- PROBLEM TO WORK ON
Give every line back verbatim, dropping all images.

- LISTING
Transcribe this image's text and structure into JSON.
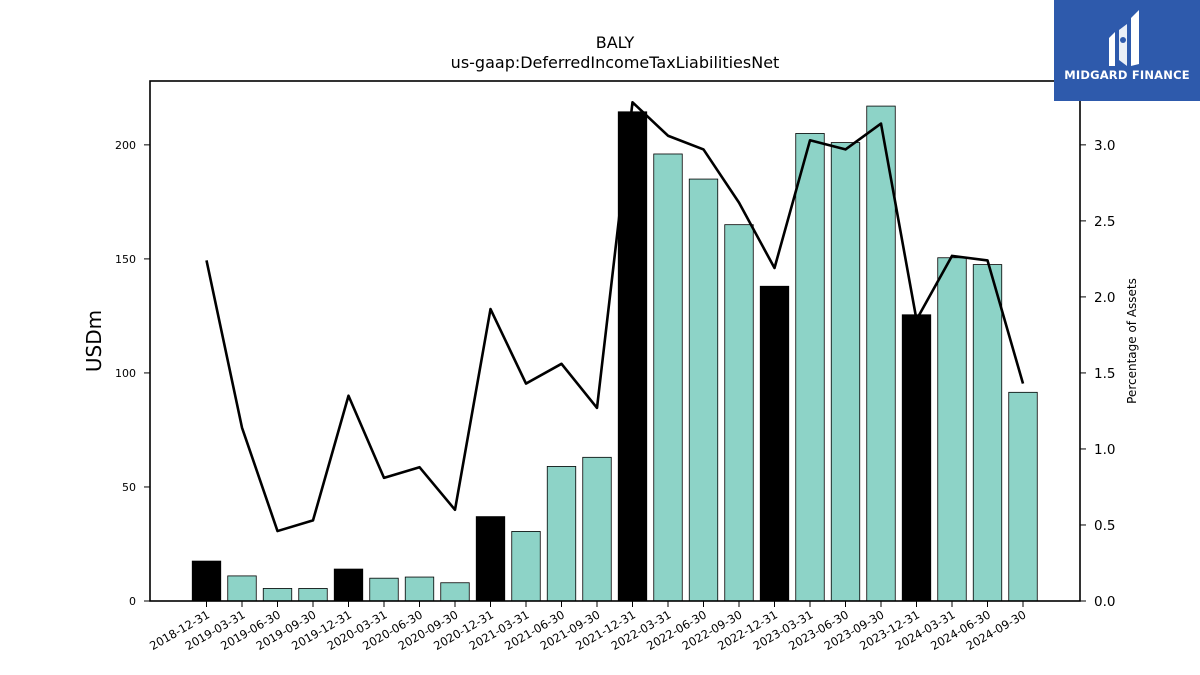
{
  "logo": {
    "text": "MIDGARD FINANCE",
    "icon": "midgard-logo-icon",
    "background": "#2e5aac"
  },
  "chart_data": {
    "type": "bar",
    "title": "BALY",
    "subtitle": "us-gaap:DeferredIncomeTaxLiabilitiesNet",
    "ylabel": "USDm",
    "y2label": "Percentage of Assets",
    "ylim": [
      0,
      228
    ],
    "y2lim": [
      0,
      3.42
    ],
    "yticks": [
      0,
      50,
      100,
      150,
      200
    ],
    "y2ticks": [
      0.0,
      0.5,
      1.0,
      1.5,
      2.0,
      2.5,
      3.0
    ],
    "categories": [
      "2018-12-31",
      "2019-03-31",
      "2019-06-30",
      "2019-09-30",
      "2019-12-31",
      "2020-03-31",
      "2020-06-30",
      "2020-09-30",
      "2020-12-31",
      "2021-03-31",
      "2021-06-30",
      "2021-09-30",
      "2021-12-31",
      "2022-03-31",
      "2022-06-30",
      "2022-09-30",
      "2022-12-31",
      "2023-03-31",
      "2023-06-30",
      "2023-09-30",
      "2023-12-31",
      "2024-03-31",
      "2024-06-30",
      "2024-09-30"
    ],
    "series": [
      {
        "type": "bar",
        "values": [
          17.5,
          11,
          5.5,
          5.5,
          14,
          10,
          10.5,
          8,
          37,
          30.5,
          59,
          63,
          214.5,
          196,
          185,
          165,
          138,
          205,
          201,
          217,
          125.5,
          150.5,
          147.5,
          91.5
        ],
        "annual": [
          true,
          false,
          false,
          false,
          true,
          false,
          false,
          false,
          true,
          false,
          false,
          false,
          true,
          false,
          false,
          false,
          true,
          false,
          false,
          false,
          true,
          false,
          false,
          false
        ],
        "color": "#8dd3c7",
        "annual_color": "#000000"
      },
      {
        "type": "line",
        "axis": "right",
        "values": [
          2.24,
          1.14,
          0.46,
          0.53,
          1.35,
          0.81,
          0.88,
          0.6,
          1.92,
          1.43,
          1.56,
          1.27,
          3.28,
          3.06,
          2.97,
          2.62,
          2.19,
          3.03,
          2.97,
          3.14,
          1.85,
          2.27,
          2.24,
          1.43
        ],
        "color": "#000000"
      }
    ]
  }
}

- COMPLETE ANSWER
Transcribe this image's text and structure into JSON.
{
  "logo": {
    "text": "MIDGARD FINANCE",
    "icon": "midgard-logo-icon",
    "background": "#2e5aac"
  },
  "chart_data": {
    "type": "bar",
    "title": "BALY",
    "subtitle": "us-gaap:DeferredIncomeTaxLiabilitiesNet",
    "ylabel": "USDm",
    "y2label": "Percentage of Assets",
    "ylim": [
      0,
      228
    ],
    "y2lim": [
      0,
      3.42
    ],
    "yticks": [
      0,
      50,
      100,
      150,
      200
    ],
    "y2ticks": [
      0.0,
      0.5,
      1.0,
      1.5,
      2.0,
      2.5,
      3.0
    ],
    "categories": [
      "2018-12-31",
      "2019-03-31",
      "2019-06-30",
      "2019-09-30",
      "2019-12-31",
      "2020-03-31",
      "2020-06-30",
      "2020-09-30",
      "2020-12-31",
      "2021-03-31",
      "2021-06-30",
      "2021-09-30",
      "2021-12-31",
      "2022-03-31",
      "2022-06-30",
      "2022-09-30",
      "2022-12-31",
      "2023-03-31",
      "2023-06-30",
      "2023-09-30",
      "2023-12-31",
      "2024-03-31",
      "2024-06-30",
      "2024-09-30"
    ],
    "series": [
      {
        "type": "bar",
        "values": [
          17.5,
          11,
          5.5,
          5.5,
          14,
          10,
          10.5,
          8,
          37,
          30.5,
          59,
          63,
          214.5,
          196,
          185,
          165,
          138,
          205,
          201,
          217,
          125.5,
          150.5,
          147.5,
          91.5
        ],
        "annual": [
          true,
          false,
          false,
          false,
          true,
          false,
          false,
          false,
          true,
          false,
          false,
          false,
          true,
          false,
          false,
          false,
          true,
          false,
          false,
          false,
          true,
          false,
          false,
          false
        ],
        "color": "#8dd3c7",
        "annual_color": "#000000"
      },
      {
        "type": "line",
        "axis": "right",
        "values": [
          2.24,
          1.14,
          0.46,
          0.53,
          1.35,
          0.81,
          0.88,
          0.6,
          1.92,
          1.43,
          1.56,
          1.27,
          3.28,
          3.06,
          2.97,
          2.62,
          2.19,
          3.03,
          2.97,
          3.14,
          1.85,
          2.27,
          2.24,
          1.43
        ],
        "color": "#000000"
      }
    ]
  }
}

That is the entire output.